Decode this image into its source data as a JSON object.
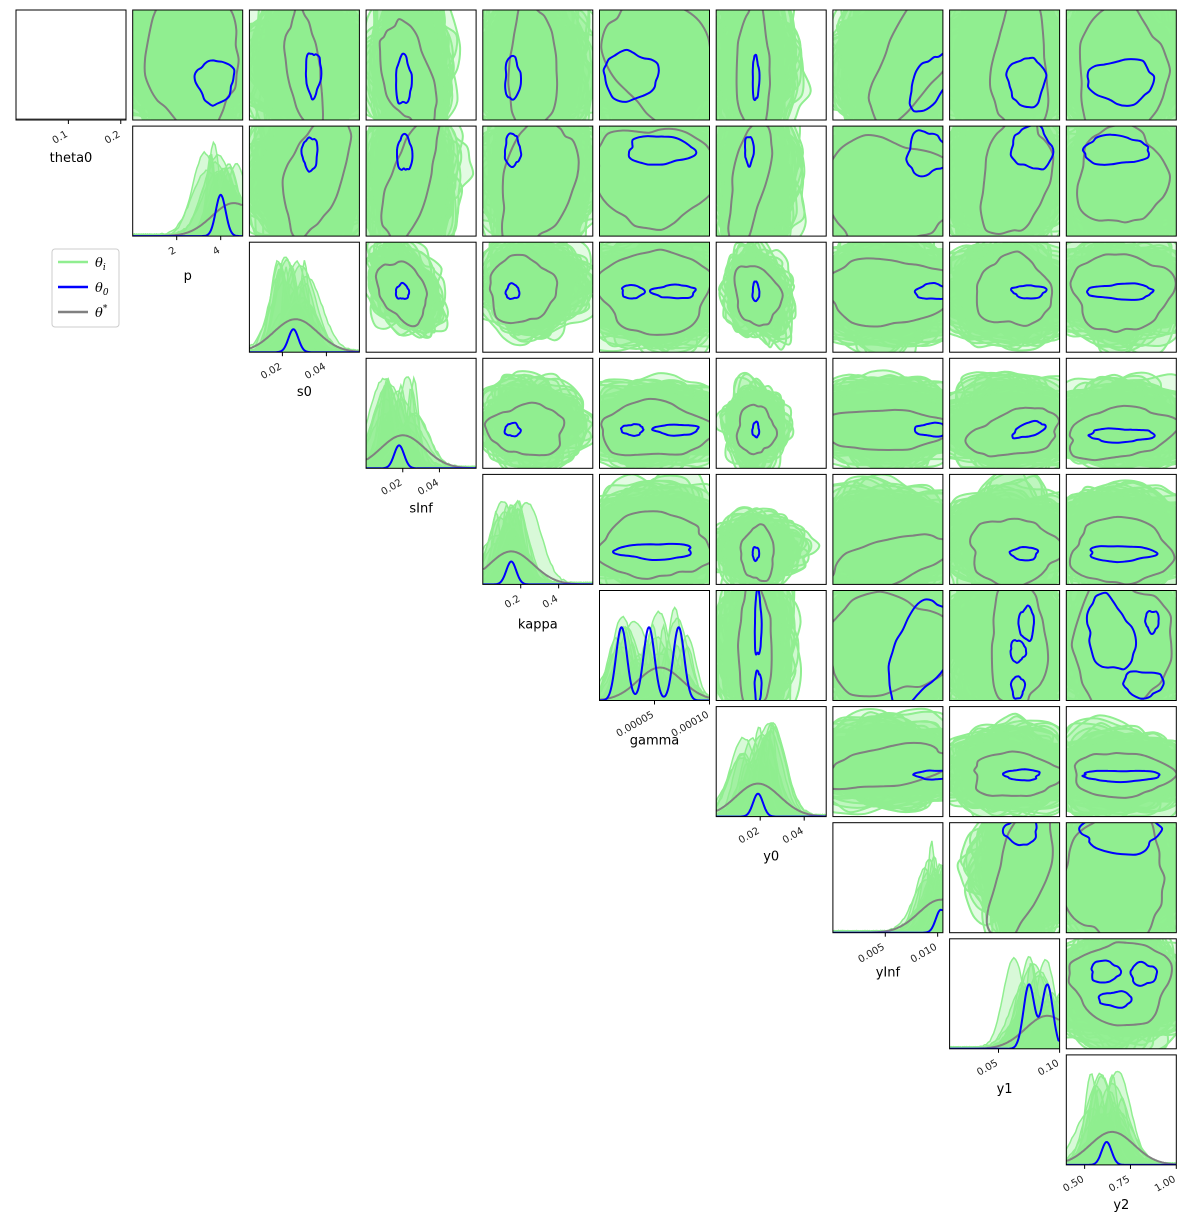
{
  "chart_data": {
    "type": "corner",
    "parameters": [
      "theta0",
      "p",
      "s0",
      "sInf",
      "kappa",
      "gamma",
      "y0",
      "yInf",
      "y1",
      "y2"
    ],
    "ticks": {
      "theta0": {
        "range": [
          0.0,
          0.21
        ],
        "ticks": [
          0.1,
          0.2
        ],
        "labels": [
          "0.1",
          "0.2"
        ]
      },
      "p": {
        "range": [
          0.0,
          5.0
        ],
        "ticks": [
          2,
          4
        ],
        "labels": [
          "2",
          "4"
        ]
      },
      "s0": {
        "range": [
          0.005,
          0.055
        ],
        "ticks": [
          0.02,
          0.04
        ],
        "labels": [
          "0.02",
          "0.04"
        ]
      },
      "sInf": {
        "range": [
          0.0,
          0.06
        ],
        "ticks": [
          0.02,
          0.04
        ],
        "labels": [
          "0.02",
          "0.04"
        ]
      },
      "kappa": {
        "range": [
          0.0,
          0.58
        ],
        "ticks": [
          0.2,
          0.4
        ],
        "labels": [
          "0.2",
          "0.4"
        ]
      },
      "gamma": {
        "range": [
          0.0,
          0.0001
        ],
        "ticks": [
          5e-05,
          0.0001
        ],
        "labels": [
          "0.00005",
          "0.00010"
        ]
      },
      "y0": {
        "range": [
          0.0,
          0.05
        ],
        "ticks": [
          0.02,
          0.04
        ],
        "labels": [
          "0.02",
          "0.04"
        ]
      },
      "yInf": {
        "range": [
          0.0,
          0.0105
        ],
        "ticks": [
          0.005,
          0.01
        ],
        "labels": [
          "0.005",
          "0.010"
        ]
      },
      "y1": {
        "range": [
          0.01,
          0.1
        ],
        "ticks": [
          0.05,
          0.1
        ],
        "labels": [
          "0.05",
          "0.10"
        ]
      },
      "y2": {
        "range": [
          0.4,
          1.0
        ],
        "ticks": [
          0.5,
          0.75,
          1.0
        ],
        "labels": [
          "0.50",
          "0.75",
          "1.00"
        ]
      }
    },
    "legend": {
      "placement": "left, below theta0 panel",
      "entries": [
        {
          "key": "theta_i",
          "label": "θ",
          "sub": "i",
          "sup": "",
          "color": "#90ee90"
        },
        {
          "key": "theta_0",
          "label": "θ",
          "sub": "0",
          "sup": "",
          "color": "#0000ff"
        },
        {
          "key": "theta_star",
          "label": "θ",
          "sub": "",
          "sup": "*",
          "color": "#808080"
        }
      ]
    },
    "colors": {
      "ensemble": "#90ee90",
      "reference": "#0000ff",
      "truth": "#808080"
    },
    "diagonal_peaks": {
      "p": {
        "blue": [
          4.0
        ],
        "grey": [
          4.6
        ]
      },
      "s0": {
        "blue": [
          0.025
        ],
        "grey": [
          0.026
        ]
      },
      "sInf": {
        "blue": [
          0.018
        ],
        "grey": [
          0.02
        ]
      },
      "kappa": {
        "blue": [
          0.15
        ],
        "grey": [
          0.15
        ]
      },
      "gamma": {
        "blue": [
          2e-05,
          4.5e-05,
          7.2e-05
        ],
        "grey": [
          5.5e-05
        ]
      },
      "y0": {
        "blue": [
          0.019
        ],
        "grey": [
          0.019
        ]
      },
      "yInf": {
        "blue": [
          0.0103
        ],
        "grey": [
          0.0103
        ]
      },
      "y1": {
        "blue": [
          0.075,
          0.09
        ],
        "grey": [
          0.09
        ]
      },
      "y2": {
        "blue": [
          0.62
        ],
        "grey": [
          0.65
        ]
      }
    },
    "grid": false
  }
}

= = = =

■ Work instructions:
Reproduce the full listing above verbatim, with no pictures included.

■ Answer to this problem:
Decode this image into its source data as a JSON object.
{
  "chart_data": {
    "type": "corner",
    "parameters": [
      "theta0",
      "p",
      "s0",
      "sInf",
      "kappa",
      "gamma",
      "y0",
      "yInf",
      "y1",
      "y2"
    ],
    "ticks": {
      "theta0": {
        "range": [
          0.0,
          0.21
        ],
        "ticks": [
          0.1,
          0.2
        ],
        "labels": [
          "0.1",
          "0.2"
        ]
      },
      "p": {
        "range": [
          0.0,
          5.0
        ],
        "ticks": [
          2,
          4
        ],
        "labels": [
          "2",
          "4"
        ]
      },
      "s0": {
        "range": [
          0.005,
          0.055
        ],
        "ticks": [
          0.02,
          0.04
        ],
        "labels": [
          "0.02",
          "0.04"
        ]
      },
      "sInf": {
        "range": [
          0.0,
          0.06
        ],
        "ticks": [
          0.02,
          0.04
        ],
        "labels": [
          "0.02",
          "0.04"
        ]
      },
      "kappa": {
        "range": [
          0.0,
          0.58
        ],
        "ticks": [
          0.2,
          0.4
        ],
        "labels": [
          "0.2",
          "0.4"
        ]
      },
      "gamma": {
        "range": [
          0.0,
          0.0001
        ],
        "ticks": [
          5e-05,
          0.0001
        ],
        "labels": [
          "0.00005",
          "0.00010"
        ]
      },
      "y0": {
        "range": [
          0.0,
          0.05
        ],
        "ticks": [
          0.02,
          0.04
        ],
        "labels": [
          "0.02",
          "0.04"
        ]
      },
      "yInf": {
        "range": [
          0.0,
          0.0105
        ],
        "ticks": [
          0.005,
          0.01
        ],
        "labels": [
          "0.005",
          "0.010"
        ]
      },
      "y1": {
        "range": [
          0.01,
          0.1
        ],
        "ticks": [
          0.05,
          0.1
        ],
        "labels": [
          "0.05",
          "0.10"
        ]
      },
      "y2": {
        "range": [
          0.4,
          1.0
        ],
        "ticks": [
          0.5,
          0.75,
          1.0
        ],
        "labels": [
          "0.50",
          "0.75",
          "1.00"
        ]
      }
    },
    "legend": {
      "placement": "left, below theta0 panel",
      "entries": [
        {
          "key": "theta_i",
          "label": "θ",
          "sub": "i",
          "sup": "",
          "color": "#90ee90"
        },
        {
          "key": "theta_0",
          "label": "θ",
          "sub": "0",
          "sup": "",
          "color": "#0000ff"
        },
        {
          "key": "theta_star",
          "label": "θ",
          "sub": "",
          "sup": "*",
          "color": "#808080"
        }
      ]
    },
    "colors": {
      "ensemble": "#90ee90",
      "reference": "#0000ff",
      "truth": "#808080"
    },
    "diagonal_peaks": {
      "p": {
        "blue": [
          4.0
        ],
        "grey": [
          4.6
        ]
      },
      "s0": {
        "blue": [
          0.025
        ],
        "grey": [
          0.026
        ]
      },
      "sInf": {
        "blue": [
          0.018
        ],
        "grey": [
          0.02
        ]
      },
      "kappa": {
        "blue": [
          0.15
        ],
        "grey": [
          0.15
        ]
      },
      "gamma": {
        "blue": [
          2e-05,
          4.5e-05,
          7.2e-05
        ],
        "grey": [
          5.5e-05
        ]
      },
      "y0": {
        "blue": [
          0.019
        ],
        "grey": [
          0.019
        ]
      },
      "yInf": {
        "blue": [
          0.0103
        ],
        "grey": [
          0.0103
        ]
      },
      "y1": {
        "blue": [
          0.075,
          0.09
        ],
        "grey": [
          0.09
        ]
      },
      "y2": {
        "blue": [
          0.62
        ],
        "grey": [
          0.65
        ]
      }
    },
    "grid": false
  }
}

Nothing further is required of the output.